◆ **BRIEF**
Collect every line of the records below that contains the word "name".

◆ **DATA SUPPLIED**
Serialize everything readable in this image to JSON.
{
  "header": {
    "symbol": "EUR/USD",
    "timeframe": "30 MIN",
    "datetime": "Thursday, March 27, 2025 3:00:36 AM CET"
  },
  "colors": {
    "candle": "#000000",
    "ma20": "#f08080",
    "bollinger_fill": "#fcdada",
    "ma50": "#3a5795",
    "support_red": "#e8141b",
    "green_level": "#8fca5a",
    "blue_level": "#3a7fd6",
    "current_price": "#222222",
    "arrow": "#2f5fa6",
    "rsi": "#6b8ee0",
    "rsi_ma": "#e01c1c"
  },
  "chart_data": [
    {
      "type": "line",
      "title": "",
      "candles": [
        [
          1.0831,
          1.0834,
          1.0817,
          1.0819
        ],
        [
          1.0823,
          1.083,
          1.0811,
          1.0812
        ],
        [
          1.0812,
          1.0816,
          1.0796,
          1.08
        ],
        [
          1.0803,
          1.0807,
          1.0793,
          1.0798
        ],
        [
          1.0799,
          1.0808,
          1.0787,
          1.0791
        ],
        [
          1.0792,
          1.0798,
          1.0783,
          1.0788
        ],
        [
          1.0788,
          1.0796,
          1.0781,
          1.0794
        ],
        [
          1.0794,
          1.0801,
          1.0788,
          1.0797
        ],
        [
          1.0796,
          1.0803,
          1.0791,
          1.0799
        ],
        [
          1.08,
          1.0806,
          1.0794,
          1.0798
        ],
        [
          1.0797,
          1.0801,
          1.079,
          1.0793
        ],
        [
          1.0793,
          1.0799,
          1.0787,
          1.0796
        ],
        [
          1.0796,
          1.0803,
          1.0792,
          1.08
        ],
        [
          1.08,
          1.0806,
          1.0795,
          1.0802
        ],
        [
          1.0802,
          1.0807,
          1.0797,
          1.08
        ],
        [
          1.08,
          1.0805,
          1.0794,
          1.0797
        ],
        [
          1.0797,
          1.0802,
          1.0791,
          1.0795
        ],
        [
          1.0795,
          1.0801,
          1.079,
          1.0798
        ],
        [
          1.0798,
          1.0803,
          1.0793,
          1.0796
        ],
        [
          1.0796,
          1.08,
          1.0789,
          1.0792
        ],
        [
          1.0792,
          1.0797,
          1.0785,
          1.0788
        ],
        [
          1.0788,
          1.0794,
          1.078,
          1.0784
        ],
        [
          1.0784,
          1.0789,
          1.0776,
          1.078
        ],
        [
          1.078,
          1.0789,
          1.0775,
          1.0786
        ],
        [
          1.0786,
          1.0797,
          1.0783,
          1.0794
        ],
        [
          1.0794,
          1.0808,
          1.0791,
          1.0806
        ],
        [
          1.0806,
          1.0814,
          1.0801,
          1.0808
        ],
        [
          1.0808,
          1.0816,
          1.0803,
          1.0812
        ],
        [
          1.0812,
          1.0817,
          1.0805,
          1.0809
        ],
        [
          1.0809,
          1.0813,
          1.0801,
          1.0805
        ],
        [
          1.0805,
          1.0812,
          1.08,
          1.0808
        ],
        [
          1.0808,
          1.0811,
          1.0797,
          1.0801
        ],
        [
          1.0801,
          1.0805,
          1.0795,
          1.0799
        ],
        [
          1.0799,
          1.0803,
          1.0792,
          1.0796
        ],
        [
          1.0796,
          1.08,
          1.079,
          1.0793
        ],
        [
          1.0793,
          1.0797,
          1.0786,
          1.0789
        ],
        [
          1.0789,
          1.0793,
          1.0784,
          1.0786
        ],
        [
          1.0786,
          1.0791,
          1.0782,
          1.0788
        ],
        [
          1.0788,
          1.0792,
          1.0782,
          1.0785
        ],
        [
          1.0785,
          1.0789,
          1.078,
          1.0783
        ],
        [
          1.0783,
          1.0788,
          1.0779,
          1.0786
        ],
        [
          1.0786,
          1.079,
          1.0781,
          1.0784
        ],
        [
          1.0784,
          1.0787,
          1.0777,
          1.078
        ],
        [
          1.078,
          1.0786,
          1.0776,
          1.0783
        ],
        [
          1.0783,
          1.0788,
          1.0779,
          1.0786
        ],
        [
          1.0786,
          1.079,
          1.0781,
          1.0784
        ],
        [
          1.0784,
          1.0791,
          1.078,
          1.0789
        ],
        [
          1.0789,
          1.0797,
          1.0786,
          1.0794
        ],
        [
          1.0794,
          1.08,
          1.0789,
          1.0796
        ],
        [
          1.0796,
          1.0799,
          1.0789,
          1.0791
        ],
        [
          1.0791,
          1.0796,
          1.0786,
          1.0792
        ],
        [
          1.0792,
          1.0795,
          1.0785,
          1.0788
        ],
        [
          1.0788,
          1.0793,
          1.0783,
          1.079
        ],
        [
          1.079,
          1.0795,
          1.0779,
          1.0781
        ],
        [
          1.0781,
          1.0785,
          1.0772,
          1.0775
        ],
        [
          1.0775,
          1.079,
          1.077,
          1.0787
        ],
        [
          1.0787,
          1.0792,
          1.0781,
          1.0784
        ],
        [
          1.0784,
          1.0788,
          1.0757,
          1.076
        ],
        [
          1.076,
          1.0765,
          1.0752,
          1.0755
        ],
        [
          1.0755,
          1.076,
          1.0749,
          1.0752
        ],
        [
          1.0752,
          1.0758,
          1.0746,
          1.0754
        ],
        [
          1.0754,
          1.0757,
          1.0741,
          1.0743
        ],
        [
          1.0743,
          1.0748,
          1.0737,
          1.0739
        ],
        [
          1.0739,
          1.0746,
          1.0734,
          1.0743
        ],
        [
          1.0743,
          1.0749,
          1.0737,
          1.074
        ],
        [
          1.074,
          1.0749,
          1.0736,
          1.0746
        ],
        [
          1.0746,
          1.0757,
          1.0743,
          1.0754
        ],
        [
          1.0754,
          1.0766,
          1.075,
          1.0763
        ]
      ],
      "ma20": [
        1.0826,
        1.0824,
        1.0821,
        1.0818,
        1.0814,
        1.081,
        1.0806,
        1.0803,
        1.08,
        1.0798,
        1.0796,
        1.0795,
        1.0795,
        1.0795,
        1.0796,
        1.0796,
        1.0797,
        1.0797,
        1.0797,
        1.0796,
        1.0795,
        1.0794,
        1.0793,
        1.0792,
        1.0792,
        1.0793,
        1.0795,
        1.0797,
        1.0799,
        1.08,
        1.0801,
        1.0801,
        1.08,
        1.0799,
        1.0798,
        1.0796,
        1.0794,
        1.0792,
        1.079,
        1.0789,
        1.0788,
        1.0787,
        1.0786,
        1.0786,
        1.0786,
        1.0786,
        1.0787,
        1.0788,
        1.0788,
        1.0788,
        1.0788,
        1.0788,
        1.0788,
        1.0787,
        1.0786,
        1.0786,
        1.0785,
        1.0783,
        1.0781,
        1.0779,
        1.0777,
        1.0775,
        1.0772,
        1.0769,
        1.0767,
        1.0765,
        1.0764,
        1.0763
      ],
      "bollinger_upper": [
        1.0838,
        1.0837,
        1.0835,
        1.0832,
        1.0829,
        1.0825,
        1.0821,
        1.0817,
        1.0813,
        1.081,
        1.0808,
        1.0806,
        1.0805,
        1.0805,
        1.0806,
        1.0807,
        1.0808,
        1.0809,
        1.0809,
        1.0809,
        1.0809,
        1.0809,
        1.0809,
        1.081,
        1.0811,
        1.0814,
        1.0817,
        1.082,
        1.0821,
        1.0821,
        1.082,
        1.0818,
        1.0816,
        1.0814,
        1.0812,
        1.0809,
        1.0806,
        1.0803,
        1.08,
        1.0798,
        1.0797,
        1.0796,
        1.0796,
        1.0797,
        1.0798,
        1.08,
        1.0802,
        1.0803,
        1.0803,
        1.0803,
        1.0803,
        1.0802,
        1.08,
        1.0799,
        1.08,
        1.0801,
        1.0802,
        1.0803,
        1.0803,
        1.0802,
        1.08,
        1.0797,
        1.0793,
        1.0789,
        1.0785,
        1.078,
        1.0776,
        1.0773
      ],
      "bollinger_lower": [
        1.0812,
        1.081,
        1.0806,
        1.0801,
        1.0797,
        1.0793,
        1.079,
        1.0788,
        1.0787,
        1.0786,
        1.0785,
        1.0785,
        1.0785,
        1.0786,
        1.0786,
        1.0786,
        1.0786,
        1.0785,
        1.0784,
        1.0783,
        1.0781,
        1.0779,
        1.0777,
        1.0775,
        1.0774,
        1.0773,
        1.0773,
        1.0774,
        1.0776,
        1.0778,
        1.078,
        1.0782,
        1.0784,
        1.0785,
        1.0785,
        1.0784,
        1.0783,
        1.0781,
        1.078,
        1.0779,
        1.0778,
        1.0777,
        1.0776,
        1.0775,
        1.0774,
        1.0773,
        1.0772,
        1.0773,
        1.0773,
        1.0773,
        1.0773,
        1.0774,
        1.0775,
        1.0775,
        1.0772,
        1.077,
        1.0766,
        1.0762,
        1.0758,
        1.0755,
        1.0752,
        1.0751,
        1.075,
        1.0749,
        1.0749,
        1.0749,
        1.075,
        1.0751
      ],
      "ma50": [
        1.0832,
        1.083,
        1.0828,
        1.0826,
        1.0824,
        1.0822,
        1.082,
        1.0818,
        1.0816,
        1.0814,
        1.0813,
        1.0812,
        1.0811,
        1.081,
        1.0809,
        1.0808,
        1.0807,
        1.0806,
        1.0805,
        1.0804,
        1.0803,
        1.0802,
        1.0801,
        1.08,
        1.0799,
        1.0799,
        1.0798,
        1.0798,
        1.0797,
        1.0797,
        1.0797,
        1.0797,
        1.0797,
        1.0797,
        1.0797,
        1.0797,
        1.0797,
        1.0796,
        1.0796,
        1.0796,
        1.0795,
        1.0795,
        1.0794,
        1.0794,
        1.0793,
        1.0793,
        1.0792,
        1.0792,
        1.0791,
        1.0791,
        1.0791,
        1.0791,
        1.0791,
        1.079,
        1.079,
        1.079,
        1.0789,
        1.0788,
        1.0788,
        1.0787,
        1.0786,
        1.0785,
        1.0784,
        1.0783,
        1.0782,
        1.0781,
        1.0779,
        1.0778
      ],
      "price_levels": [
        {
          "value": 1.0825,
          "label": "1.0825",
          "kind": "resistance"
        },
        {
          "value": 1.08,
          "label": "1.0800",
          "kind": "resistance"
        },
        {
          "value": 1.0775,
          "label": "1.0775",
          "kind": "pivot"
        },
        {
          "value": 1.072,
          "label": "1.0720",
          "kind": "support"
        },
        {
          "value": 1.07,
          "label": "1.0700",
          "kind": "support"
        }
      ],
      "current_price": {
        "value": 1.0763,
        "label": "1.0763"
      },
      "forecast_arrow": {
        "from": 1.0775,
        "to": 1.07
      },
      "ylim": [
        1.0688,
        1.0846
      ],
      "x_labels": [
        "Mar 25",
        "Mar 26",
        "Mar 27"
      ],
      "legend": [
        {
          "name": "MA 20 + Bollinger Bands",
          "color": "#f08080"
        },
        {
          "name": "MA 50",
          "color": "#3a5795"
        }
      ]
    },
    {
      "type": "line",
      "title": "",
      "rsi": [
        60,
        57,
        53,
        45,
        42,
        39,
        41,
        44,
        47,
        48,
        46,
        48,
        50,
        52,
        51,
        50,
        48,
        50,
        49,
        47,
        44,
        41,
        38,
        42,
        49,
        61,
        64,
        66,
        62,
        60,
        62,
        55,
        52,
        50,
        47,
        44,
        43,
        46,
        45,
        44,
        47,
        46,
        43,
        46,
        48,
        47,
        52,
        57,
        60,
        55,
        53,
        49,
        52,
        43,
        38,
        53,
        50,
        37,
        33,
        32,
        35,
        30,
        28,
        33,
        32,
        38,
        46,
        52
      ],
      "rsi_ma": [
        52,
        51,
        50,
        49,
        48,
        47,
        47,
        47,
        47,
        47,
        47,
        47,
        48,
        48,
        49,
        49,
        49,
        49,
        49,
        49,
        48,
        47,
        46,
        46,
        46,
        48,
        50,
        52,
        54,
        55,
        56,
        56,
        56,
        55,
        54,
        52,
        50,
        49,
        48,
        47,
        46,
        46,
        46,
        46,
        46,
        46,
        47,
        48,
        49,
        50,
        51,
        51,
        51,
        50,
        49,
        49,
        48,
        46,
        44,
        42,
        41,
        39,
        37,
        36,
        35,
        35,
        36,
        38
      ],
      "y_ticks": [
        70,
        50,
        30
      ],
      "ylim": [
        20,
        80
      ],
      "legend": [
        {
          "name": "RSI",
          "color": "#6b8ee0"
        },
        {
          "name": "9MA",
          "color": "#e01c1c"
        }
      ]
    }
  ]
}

◆ **EXERCISE SOLUTION**
          "name": "MA 20 + Bollinger Bands",
          "name": "MA 50",
          "name": "RSI",
          "name": "9MA",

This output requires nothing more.